**Data:**
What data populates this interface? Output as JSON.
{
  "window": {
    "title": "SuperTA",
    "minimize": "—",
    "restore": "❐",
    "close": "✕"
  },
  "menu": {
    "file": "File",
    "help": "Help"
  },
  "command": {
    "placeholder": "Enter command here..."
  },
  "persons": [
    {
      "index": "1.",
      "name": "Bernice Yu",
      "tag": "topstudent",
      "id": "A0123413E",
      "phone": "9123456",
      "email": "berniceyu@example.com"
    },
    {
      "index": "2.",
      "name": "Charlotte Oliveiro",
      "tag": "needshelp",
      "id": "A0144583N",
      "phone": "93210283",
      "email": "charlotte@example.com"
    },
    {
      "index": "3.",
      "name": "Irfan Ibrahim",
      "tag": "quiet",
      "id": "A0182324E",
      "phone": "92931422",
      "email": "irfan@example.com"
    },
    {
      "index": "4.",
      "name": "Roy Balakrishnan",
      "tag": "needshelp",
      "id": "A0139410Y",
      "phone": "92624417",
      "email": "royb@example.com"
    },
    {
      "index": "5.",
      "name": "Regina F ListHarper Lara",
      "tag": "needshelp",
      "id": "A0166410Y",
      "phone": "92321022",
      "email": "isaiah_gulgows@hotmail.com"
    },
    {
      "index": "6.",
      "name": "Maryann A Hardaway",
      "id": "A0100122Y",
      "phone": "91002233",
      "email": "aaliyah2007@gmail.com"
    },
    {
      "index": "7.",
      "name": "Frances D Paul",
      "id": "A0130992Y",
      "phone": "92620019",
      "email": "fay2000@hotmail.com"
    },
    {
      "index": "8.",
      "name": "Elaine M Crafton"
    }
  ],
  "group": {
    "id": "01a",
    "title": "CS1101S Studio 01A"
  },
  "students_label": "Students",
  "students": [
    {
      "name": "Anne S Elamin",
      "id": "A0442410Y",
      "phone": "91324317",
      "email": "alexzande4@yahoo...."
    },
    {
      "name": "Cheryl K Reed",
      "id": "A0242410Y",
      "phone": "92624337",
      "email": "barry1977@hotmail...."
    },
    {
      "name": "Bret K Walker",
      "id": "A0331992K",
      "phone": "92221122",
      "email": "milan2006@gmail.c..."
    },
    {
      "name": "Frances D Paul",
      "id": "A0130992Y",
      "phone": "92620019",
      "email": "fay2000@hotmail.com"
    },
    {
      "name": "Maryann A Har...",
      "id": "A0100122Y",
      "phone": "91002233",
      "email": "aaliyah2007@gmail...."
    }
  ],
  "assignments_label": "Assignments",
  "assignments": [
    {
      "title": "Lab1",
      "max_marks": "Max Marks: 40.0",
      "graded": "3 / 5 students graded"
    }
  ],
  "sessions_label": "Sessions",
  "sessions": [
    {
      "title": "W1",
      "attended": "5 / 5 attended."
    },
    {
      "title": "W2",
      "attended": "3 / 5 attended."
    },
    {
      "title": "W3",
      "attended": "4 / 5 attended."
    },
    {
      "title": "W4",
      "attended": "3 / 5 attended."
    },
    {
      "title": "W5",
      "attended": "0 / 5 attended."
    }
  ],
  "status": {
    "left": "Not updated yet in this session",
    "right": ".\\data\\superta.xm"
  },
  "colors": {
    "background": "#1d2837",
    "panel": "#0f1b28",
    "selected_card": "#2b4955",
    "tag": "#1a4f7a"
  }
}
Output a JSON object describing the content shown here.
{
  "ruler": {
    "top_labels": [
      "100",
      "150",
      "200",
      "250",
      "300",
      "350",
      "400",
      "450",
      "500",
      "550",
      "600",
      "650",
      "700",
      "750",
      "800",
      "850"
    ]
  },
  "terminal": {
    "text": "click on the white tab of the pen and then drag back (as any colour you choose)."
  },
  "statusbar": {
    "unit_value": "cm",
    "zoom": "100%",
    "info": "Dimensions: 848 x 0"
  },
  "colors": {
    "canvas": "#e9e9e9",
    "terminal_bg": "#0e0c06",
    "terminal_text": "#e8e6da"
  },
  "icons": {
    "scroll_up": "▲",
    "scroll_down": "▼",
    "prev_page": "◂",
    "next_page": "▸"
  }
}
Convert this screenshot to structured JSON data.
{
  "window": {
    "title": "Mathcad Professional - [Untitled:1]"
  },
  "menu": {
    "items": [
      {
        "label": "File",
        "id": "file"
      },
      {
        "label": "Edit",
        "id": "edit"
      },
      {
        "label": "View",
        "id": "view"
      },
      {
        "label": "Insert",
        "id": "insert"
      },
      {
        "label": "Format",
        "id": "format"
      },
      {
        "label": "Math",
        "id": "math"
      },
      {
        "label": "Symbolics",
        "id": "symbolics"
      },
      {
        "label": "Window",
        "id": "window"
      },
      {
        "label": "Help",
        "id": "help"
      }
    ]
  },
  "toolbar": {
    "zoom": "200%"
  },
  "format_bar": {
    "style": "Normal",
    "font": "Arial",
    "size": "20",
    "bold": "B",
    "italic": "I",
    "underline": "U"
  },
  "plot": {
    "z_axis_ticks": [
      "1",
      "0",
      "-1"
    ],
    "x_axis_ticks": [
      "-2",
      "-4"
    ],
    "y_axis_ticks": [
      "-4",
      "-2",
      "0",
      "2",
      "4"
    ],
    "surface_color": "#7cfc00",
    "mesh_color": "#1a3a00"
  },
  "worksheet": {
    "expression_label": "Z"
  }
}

**Problem to work on:** Could you quote, exactly as they appear, the line containing "Convert this screenshot" and every line after it to the end of the records above?

**Response for this exercise:**
Convert this screenshot to structured JSON data.
{
  "window": {
    "title": "Mathcad Professional - [Untitled:1]"
  },
  "menu": {
    "items": [
      {
        "label": "File",
        "id": "file"
      },
      {
        "label": "Edit",
        "id": "edit"
      },
      {
        "label": "View",
        "id": "view"
      },
      {
        "label": "Insert",
        "id": "insert"
      },
      {
        "label": "Format",
        "id": "format"
      },
      {
        "label": "Math",
        "id": "math"
      },
      {
        "label": "Symbolics",
        "id": "symbolics"
      },
      {
        "label": "Window",
        "id": "window"
      },
      {
        "label": "Help",
        "id": "help"
      }
    ]
  },
  "toolbar": {
    "zoom": "200%"
  },
  "format_bar": {
    "style": "Normal",
    "font": "Arial",
    "size": "20",
    "bold": "B",
    "italic": "I",
    "underline": "U"
  },
  "plot": {
    "z_axis_ticks": [
      "1",
      "0",
      "-1"
    ],
    "x_axis_ticks": [
      "-2",
      "-4"
    ],
    "y_axis_ticks": [
      "-4",
      "-2",
      "0",
      "2",
      "4"
    ],
    "surface_color": "#7cfc00",
    "mesh_color": "#1a3a00"
  },
  "worksheet": {
    "expression_label": "Z"
  }
}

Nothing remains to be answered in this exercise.